# DIRECTIONS
Find the lines holding "SEDILI" and copy them.

# INFORMATION SHOWN
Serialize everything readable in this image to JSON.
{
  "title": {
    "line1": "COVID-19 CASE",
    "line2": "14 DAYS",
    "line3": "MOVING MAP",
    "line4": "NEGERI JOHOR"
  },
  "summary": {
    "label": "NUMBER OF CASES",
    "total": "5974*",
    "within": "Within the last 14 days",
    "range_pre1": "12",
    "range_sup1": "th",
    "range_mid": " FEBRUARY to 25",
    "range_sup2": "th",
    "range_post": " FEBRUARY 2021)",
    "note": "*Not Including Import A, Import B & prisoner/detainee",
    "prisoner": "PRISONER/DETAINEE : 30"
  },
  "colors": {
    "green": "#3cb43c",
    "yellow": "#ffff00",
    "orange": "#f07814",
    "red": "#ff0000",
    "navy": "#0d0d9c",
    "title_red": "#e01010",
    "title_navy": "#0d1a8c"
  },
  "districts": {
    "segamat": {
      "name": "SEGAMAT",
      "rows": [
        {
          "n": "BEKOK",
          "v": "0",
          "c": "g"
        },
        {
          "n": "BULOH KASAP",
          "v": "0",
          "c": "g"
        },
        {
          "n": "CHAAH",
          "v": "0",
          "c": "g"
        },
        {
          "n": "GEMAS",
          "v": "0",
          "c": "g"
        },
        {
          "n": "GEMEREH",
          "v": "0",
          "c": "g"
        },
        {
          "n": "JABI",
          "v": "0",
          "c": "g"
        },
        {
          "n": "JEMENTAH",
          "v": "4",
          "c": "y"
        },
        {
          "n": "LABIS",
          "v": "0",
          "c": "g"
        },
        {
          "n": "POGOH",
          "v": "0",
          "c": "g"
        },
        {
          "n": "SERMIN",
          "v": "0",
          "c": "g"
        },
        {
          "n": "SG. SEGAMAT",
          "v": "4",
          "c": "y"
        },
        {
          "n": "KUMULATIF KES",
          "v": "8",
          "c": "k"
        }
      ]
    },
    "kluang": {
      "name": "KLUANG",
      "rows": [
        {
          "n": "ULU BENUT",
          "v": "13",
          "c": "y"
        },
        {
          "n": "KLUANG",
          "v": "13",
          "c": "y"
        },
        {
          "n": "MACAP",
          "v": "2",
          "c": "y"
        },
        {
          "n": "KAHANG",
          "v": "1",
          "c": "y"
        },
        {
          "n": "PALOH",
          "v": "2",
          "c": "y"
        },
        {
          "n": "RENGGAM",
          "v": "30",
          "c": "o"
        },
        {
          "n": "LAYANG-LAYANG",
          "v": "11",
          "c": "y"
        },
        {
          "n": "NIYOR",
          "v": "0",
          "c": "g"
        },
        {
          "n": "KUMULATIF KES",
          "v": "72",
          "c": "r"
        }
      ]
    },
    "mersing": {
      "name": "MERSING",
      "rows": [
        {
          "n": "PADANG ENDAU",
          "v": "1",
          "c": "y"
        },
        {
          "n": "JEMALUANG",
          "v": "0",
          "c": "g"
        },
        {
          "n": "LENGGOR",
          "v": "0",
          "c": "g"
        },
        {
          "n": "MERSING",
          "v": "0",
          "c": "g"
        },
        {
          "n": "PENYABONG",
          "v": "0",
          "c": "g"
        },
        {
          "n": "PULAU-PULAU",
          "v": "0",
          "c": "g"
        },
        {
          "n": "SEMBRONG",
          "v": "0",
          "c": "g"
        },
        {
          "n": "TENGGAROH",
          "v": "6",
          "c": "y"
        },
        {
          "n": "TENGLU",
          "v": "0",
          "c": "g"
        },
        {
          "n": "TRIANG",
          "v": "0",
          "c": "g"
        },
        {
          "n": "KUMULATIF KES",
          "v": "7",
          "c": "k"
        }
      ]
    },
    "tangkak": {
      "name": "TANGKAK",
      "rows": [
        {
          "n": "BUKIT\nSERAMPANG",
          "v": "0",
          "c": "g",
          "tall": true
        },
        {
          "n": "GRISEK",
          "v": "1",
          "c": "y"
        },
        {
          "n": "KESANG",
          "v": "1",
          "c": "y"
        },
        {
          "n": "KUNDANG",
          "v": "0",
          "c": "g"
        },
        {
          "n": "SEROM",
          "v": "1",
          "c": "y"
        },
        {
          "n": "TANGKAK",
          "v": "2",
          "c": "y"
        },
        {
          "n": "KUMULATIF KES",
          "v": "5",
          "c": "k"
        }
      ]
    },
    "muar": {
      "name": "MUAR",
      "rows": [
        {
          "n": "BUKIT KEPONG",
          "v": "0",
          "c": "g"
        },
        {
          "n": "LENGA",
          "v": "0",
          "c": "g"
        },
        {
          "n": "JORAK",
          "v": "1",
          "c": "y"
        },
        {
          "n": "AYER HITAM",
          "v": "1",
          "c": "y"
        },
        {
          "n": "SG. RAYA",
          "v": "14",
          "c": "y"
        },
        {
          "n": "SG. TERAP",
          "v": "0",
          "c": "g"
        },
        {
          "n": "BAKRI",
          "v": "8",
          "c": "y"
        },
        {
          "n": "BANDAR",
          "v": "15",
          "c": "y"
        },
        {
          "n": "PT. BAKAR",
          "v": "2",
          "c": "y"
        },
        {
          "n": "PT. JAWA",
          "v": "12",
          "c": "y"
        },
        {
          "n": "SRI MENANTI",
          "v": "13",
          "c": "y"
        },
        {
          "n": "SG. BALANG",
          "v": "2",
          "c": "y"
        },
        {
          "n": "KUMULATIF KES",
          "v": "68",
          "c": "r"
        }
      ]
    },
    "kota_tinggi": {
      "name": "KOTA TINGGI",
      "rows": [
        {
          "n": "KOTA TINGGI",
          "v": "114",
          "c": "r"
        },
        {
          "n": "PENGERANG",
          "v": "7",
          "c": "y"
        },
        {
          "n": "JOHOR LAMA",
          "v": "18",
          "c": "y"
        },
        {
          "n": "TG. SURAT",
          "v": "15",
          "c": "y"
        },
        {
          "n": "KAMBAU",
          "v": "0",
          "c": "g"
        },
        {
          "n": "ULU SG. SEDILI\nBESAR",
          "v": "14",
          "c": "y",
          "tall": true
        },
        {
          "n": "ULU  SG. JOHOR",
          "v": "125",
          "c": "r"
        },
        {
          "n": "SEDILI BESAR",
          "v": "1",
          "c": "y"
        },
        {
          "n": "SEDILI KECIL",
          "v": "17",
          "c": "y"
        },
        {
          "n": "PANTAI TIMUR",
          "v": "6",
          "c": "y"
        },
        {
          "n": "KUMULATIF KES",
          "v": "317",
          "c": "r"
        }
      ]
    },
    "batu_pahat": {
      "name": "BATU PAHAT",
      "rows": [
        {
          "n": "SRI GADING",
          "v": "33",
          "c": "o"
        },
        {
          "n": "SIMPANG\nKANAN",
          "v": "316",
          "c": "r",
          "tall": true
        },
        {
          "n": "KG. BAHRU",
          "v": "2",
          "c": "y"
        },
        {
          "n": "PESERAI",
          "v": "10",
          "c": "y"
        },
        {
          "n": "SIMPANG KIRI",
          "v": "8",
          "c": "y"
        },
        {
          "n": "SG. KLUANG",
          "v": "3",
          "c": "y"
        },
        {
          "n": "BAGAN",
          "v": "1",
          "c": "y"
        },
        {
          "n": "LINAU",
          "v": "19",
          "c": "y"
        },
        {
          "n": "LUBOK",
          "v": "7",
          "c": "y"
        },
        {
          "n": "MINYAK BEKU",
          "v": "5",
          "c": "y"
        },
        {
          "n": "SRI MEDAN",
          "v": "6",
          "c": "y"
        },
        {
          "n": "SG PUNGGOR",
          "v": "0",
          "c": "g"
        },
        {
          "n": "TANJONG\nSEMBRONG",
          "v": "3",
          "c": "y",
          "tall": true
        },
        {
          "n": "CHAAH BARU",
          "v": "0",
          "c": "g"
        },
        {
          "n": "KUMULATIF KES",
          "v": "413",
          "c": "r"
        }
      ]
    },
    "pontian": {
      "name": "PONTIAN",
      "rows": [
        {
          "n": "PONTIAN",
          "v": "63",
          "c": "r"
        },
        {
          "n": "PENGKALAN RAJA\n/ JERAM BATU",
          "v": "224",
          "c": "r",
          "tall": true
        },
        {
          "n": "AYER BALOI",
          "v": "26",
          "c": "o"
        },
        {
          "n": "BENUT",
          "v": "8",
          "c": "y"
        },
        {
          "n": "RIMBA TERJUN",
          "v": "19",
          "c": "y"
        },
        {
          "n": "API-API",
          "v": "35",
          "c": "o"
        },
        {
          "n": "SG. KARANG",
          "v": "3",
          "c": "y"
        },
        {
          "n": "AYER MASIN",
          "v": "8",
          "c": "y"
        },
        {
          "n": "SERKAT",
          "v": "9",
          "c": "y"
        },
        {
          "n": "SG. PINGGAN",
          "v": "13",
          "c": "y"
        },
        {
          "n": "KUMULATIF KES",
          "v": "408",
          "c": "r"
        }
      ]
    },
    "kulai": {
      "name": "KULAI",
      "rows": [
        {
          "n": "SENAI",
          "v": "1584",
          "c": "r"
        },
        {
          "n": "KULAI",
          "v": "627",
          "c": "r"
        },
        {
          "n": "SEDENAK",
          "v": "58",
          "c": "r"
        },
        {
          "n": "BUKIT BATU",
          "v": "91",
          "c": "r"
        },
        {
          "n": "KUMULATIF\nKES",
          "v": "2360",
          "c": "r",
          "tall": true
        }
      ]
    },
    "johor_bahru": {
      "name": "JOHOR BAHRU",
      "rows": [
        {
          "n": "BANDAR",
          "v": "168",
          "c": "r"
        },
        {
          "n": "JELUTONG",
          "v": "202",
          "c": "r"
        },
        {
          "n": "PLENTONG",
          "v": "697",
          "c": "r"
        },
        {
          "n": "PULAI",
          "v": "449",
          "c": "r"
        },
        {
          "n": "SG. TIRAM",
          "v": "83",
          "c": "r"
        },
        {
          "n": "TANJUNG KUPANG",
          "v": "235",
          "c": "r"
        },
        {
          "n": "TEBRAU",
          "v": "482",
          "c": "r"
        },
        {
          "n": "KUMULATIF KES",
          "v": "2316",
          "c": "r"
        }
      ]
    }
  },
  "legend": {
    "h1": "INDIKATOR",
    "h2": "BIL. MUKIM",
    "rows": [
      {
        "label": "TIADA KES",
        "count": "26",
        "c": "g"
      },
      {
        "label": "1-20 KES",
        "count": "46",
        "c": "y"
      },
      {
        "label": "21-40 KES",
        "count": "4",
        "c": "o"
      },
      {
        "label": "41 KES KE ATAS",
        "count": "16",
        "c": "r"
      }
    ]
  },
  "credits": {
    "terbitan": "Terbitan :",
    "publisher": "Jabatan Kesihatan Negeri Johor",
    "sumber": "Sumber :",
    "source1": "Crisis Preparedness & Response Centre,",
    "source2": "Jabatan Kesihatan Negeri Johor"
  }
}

# RESPONSE TO THIS TASK
          "n": "ULU SG. SEDILI\nBESAR",
          "n": "SEDILI BESAR",
          "n": "SEDILI KECIL",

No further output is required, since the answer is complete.